■ WHAT NEEDS TO BE DONE:
Below are some records; return each one exactly.

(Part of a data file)
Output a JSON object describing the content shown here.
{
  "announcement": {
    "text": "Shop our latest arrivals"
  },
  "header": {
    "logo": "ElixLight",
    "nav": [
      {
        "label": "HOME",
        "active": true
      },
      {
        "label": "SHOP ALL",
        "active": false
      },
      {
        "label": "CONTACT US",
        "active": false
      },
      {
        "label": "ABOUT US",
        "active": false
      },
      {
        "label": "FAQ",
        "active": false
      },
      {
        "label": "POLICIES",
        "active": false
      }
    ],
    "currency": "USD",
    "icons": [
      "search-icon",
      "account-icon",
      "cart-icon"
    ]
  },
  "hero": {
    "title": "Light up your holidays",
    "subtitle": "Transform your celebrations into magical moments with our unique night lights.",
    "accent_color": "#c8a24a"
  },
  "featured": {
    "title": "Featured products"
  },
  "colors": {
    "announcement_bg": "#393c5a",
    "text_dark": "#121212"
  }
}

■ RESULT OF THIS TASK:
Output a JSON object describing the content shown here.
{
  "announcement": {
    "text": "Shop our latest arrivals"
  },
  "header": {
    "logo": "ElixLight",
    "nav": [
      {
        "label": "HOME",
        "active": true
      },
      {
        "label": "SHOP ALL",
        "active": false
      },
      {
        "label": "CONTACT US",
        "active": false
      },
      {
        "label": "ABOUT US",
        "active": false
      },
      {
        "label": "FAQ",
        "active": false
      },
      {
        "label": "POLICIES",
        "active": false
      }
    ],
    "currency": "USD",
    "icons": [
      "search-icon",
      "account-icon",
      "cart-icon"
    ]
  },
  "hero": {
    "title": "Light up your holidays",
    "subtitle": "Transform your celebrations into magical moments with our unique night lights.",
    "accent_color": "#c8a24a"
  },
  "featured": {
    "title": "Featured products"
  },
  "colors": {
    "announcement_bg": "#393c5a",
    "text_dark": "#121212"
  }
}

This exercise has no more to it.